■ GOAL: Please give the entries again in full and exactly, without any picture.

Data extracted from a collection:

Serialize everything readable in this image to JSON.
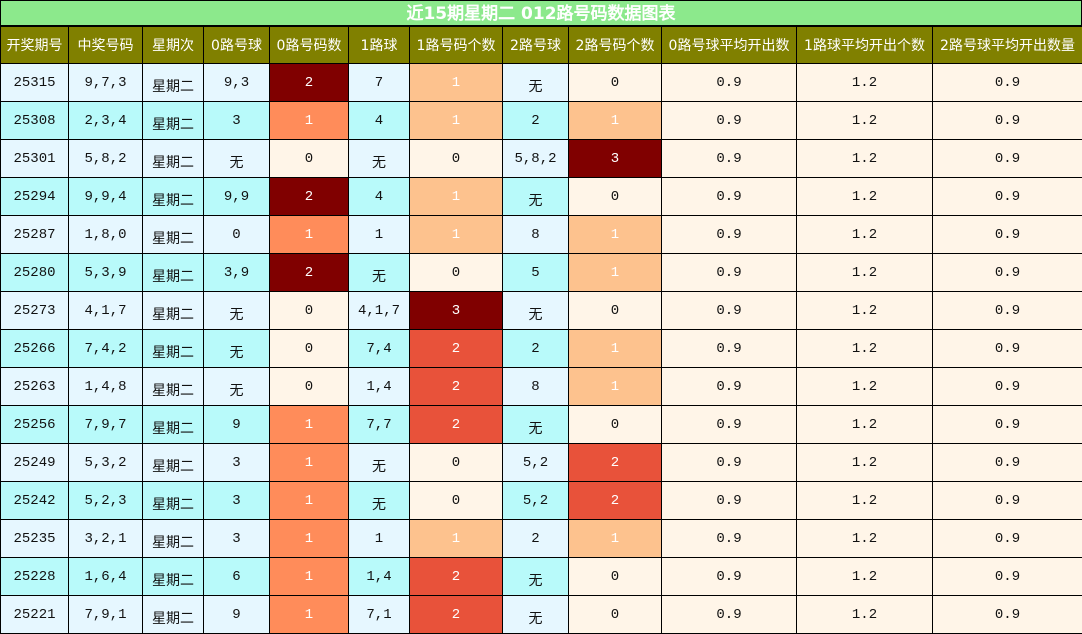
{
  "title": "近15期星期二 012路号码数据图表",
  "headers": [
    "开奖期号",
    "中奖号码",
    "星期次",
    "0路号球",
    "0路号码数",
    "1路球",
    "1路号码个数",
    "2路号球",
    "2路号码个数",
    "0路号球平均开出数",
    "1路球平均开出个数",
    "2路号球平均开出数量"
  ],
  "colors": {
    "title_bg": "#8ce98c",
    "header_bg": "#808000",
    "row_light": "#e6f7ff",
    "row_cyan": "#b8fafa",
    "avg_bg": "#fff5e8",
    "zero_bg": "#fff5e8",
    "count_low": "#fdc28e",
    "count_mid": "#ff8c5a",
    "count_high": "#e8523a",
    "count_max": "#800000"
  },
  "rows": [
    {
      "issue": "25315",
      "numbers": "9,7,3",
      "weekday": "星期二",
      "r0": "9,3",
      "c0": "2",
      "r1": "7",
      "c1": "1",
      "r2": "无",
      "c2": "0",
      "a0": "0.9",
      "a1": "1.2",
      "a2": "0.9"
    },
    {
      "issue": "25308",
      "numbers": "2,3,4",
      "weekday": "星期二",
      "r0": "3",
      "c0": "1",
      "r1": "4",
      "c1": "1",
      "r2": "2",
      "c2": "1",
      "a0": "0.9",
      "a1": "1.2",
      "a2": "0.9"
    },
    {
      "issue": "25301",
      "numbers": "5,8,2",
      "weekday": "星期二",
      "r0": "无",
      "c0": "0",
      "r1": "无",
      "c1": "0",
      "r2": "5,8,2",
      "c2": "3",
      "a0": "0.9",
      "a1": "1.2",
      "a2": "0.9"
    },
    {
      "issue": "25294",
      "numbers": "9,9,4",
      "weekday": "星期二",
      "r0": "9,9",
      "c0": "2",
      "r1": "4",
      "c1": "1",
      "r2": "无",
      "c2": "0",
      "a0": "0.9",
      "a1": "1.2",
      "a2": "0.9"
    },
    {
      "issue": "25287",
      "numbers": "1,8,0",
      "weekday": "星期二",
      "r0": "0",
      "c0": "1",
      "r1": "1",
      "c1": "1",
      "r2": "8",
      "c2": "1",
      "a0": "0.9",
      "a1": "1.2",
      "a2": "0.9"
    },
    {
      "issue": "25280",
      "numbers": "5,3,9",
      "weekday": "星期二",
      "r0": "3,9",
      "c0": "2",
      "r1": "无",
      "c1": "0",
      "r2": "5",
      "c2": "1",
      "a0": "0.9",
      "a1": "1.2",
      "a2": "0.9"
    },
    {
      "issue": "25273",
      "numbers": "4,1,7",
      "weekday": "星期二",
      "r0": "无",
      "c0": "0",
      "r1": "4,1,7",
      "c1": "3",
      "r2": "无",
      "c2": "0",
      "a0": "0.9",
      "a1": "1.2",
      "a2": "0.9"
    },
    {
      "issue": "25266",
      "numbers": "7,4,2",
      "weekday": "星期二",
      "r0": "无",
      "c0": "0",
      "r1": "7,4",
      "c1": "2",
      "r2": "2",
      "c2": "1",
      "a0": "0.9",
      "a1": "1.2",
      "a2": "0.9"
    },
    {
      "issue": "25263",
      "numbers": "1,4,8",
      "weekday": "星期二",
      "r0": "无",
      "c0": "0",
      "r1": "1,4",
      "c1": "2",
      "r2": "8",
      "c2": "1",
      "a0": "0.9",
      "a1": "1.2",
      "a2": "0.9"
    },
    {
      "issue": "25256",
      "numbers": "7,9,7",
      "weekday": "星期二",
      "r0": "9",
      "c0": "1",
      "r1": "7,7",
      "c1": "2",
      "r2": "无",
      "c2": "0",
      "a0": "0.9",
      "a1": "1.2",
      "a2": "0.9"
    },
    {
      "issue": "25249",
      "numbers": "5,3,2",
      "weekday": "星期二",
      "r0": "3",
      "c0": "1",
      "r1": "无",
      "c1": "0",
      "r2": "5,2",
      "c2": "2",
      "a0": "0.9",
      "a1": "1.2",
      "a2": "0.9"
    },
    {
      "issue": "25242",
      "numbers": "5,2,3",
      "weekday": "星期二",
      "r0": "3",
      "c0": "1",
      "r1": "无",
      "c1": "0",
      "r2": "5,2",
      "c2": "2",
      "a0": "0.9",
      "a1": "1.2",
      "a2": "0.9"
    },
    {
      "issue": "25235",
      "numbers": "3,2,1",
      "weekday": "星期二",
      "r0": "3",
      "c0": "1",
      "r1": "1",
      "c1": "1",
      "r2": "2",
      "c2": "1",
      "a0": "0.9",
      "a1": "1.2",
      "a2": "0.9"
    },
    {
      "issue": "25228",
      "numbers": "1,6,4",
      "weekday": "星期二",
      "r0": "6",
      "c0": "1",
      "r1": "1,4",
      "c1": "2",
      "r2": "无",
      "c2": "0",
      "a0": "0.9",
      "a1": "1.2",
      "a2": "0.9"
    },
    {
      "issue": "25221",
      "numbers": "7,9,1",
      "weekday": "星期二",
      "r0": "9",
      "c0": "1",
      "r1": "7,1",
      "c1": "2",
      "r2": "无",
      "c2": "0",
      "a0": "0.9",
      "a1": "1.2",
      "a2": "0.9"
    }
  ]
}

■ OUTPUT OF THE TASK:
Serialize everything readable in this image to JSON.
{
  "title": "近15期星期二 012路号码数据图表",
  "headers": [
    "开奖期号",
    "中奖号码",
    "星期次",
    "0路号球",
    "0路号码数",
    "1路球",
    "1路号码个数",
    "2路号球",
    "2路号码个数",
    "0路号球平均开出数",
    "1路球平均开出个数",
    "2路号球平均开出数量"
  ],
  "colors": {
    "title_bg": "#8ce98c",
    "header_bg": "#808000",
    "row_light": "#e6f7ff",
    "row_cyan": "#b8fafa",
    "avg_bg": "#fff5e8",
    "zero_bg": "#fff5e8",
    "count_low": "#fdc28e",
    "count_mid": "#ff8c5a",
    "count_high": "#e8523a",
    "count_max": "#800000"
  },
  "rows": [
    {
      "issue": "25315",
      "numbers": "9,7,3",
      "weekday": "星期二",
      "r0": "9,3",
      "c0": "2",
      "r1": "7",
      "c1": "1",
      "r2": "无",
      "c2": "0",
      "a0": "0.9",
      "a1": "1.2",
      "a2": "0.9"
    },
    {
      "issue": "25308",
      "numbers": "2,3,4",
      "weekday": "星期二",
      "r0": "3",
      "c0": "1",
      "r1": "4",
      "c1": "1",
      "r2": "2",
      "c2": "1",
      "a0": "0.9",
      "a1": "1.2",
      "a2": "0.9"
    },
    {
      "issue": "25301",
      "numbers": "5,8,2",
      "weekday": "星期二",
      "r0": "无",
      "c0": "0",
      "r1": "无",
      "c1": "0",
      "r2": "5,8,2",
      "c2": "3",
      "a0": "0.9",
      "a1": "1.2",
      "a2": "0.9"
    },
    {
      "issue": "25294",
      "numbers": "9,9,4",
      "weekday": "星期二",
      "r0": "9,9",
      "c0": "2",
      "r1": "4",
      "c1": "1",
      "r2": "无",
      "c2": "0",
      "a0": "0.9",
      "a1": "1.2",
      "a2": "0.9"
    },
    {
      "issue": "25287",
      "numbers": "1,8,0",
      "weekday": "星期二",
      "r0": "0",
      "c0": "1",
      "r1": "1",
      "c1": "1",
      "r2": "8",
      "c2": "1",
      "a0": "0.9",
      "a1": "1.2",
      "a2": "0.9"
    },
    {
      "issue": "25280",
      "numbers": "5,3,9",
      "weekday": "星期二",
      "r0": "3,9",
      "c0": "2",
      "r1": "无",
      "c1": "0",
      "r2": "5",
      "c2": "1",
      "a0": "0.9",
      "a1": "1.2",
      "a2": "0.9"
    },
    {
      "issue": "25273",
      "numbers": "4,1,7",
      "weekday": "星期二",
      "r0": "无",
      "c0": "0",
      "r1": "4,1,7",
      "c1": "3",
      "r2": "无",
      "c2": "0",
      "a0": "0.9",
      "a1": "1.2",
      "a2": "0.9"
    },
    {
      "issue": "25266",
      "numbers": "7,4,2",
      "weekday": "星期二",
      "r0": "无",
      "c0": "0",
      "r1": "7,4",
      "c1": "2",
      "r2": "2",
      "c2": "1",
      "a0": "0.9",
      "a1": "1.2",
      "a2": "0.9"
    },
    {
      "issue": "25263",
      "numbers": "1,4,8",
      "weekday": "星期二",
      "r0": "无",
      "c0": "0",
      "r1": "1,4",
      "c1": "2",
      "r2": "8",
      "c2": "1",
      "a0": "0.9",
      "a1": "1.2",
      "a2": "0.9"
    },
    {
      "issue": "25256",
      "numbers": "7,9,7",
      "weekday": "星期二",
      "r0": "9",
      "c0": "1",
      "r1": "7,7",
      "c1": "2",
      "r2": "无",
      "c2": "0",
      "a0": "0.9",
      "a1": "1.2",
      "a2": "0.9"
    },
    {
      "issue": "25249",
      "numbers": "5,3,2",
      "weekday": "星期二",
      "r0": "3",
      "c0": "1",
      "r1": "无",
      "c1": "0",
      "r2": "5,2",
      "c2": "2",
      "a0": "0.9",
      "a1": "1.2",
      "a2": "0.9"
    },
    {
      "issue": "25242",
      "numbers": "5,2,3",
      "weekday": "星期二",
      "r0": "3",
      "c0": "1",
      "r1": "无",
      "c1": "0",
      "r2": "5,2",
      "c2": "2",
      "a0": "0.9",
      "a1": "1.2",
      "a2": "0.9"
    },
    {
      "issue": "25235",
      "numbers": "3,2,1",
      "weekday": "星期二",
      "r0": "3",
      "c0": "1",
      "r1": "1",
      "c1": "1",
      "r2": "2",
      "c2": "1",
      "a0": "0.9",
      "a1": "1.2",
      "a2": "0.9"
    },
    {
      "issue": "25228",
      "numbers": "1,6,4",
      "weekday": "星期二",
      "r0": "6",
      "c0": "1",
      "r1": "1,4",
      "c1": "2",
      "r2": "无",
      "c2": "0",
      "a0": "0.9",
      "a1": "1.2",
      "a2": "0.9"
    },
    {
      "issue": "25221",
      "numbers": "7,9,1",
      "weekday": "星期二",
      "r0": "9",
      "c0": "1",
      "r1": "7,1",
      "c1": "2",
      "r2": "无",
      "c2": "0",
      "a0": "0.9",
      "a1": "1.2",
      "a2": "0.9"
    }
  ]
}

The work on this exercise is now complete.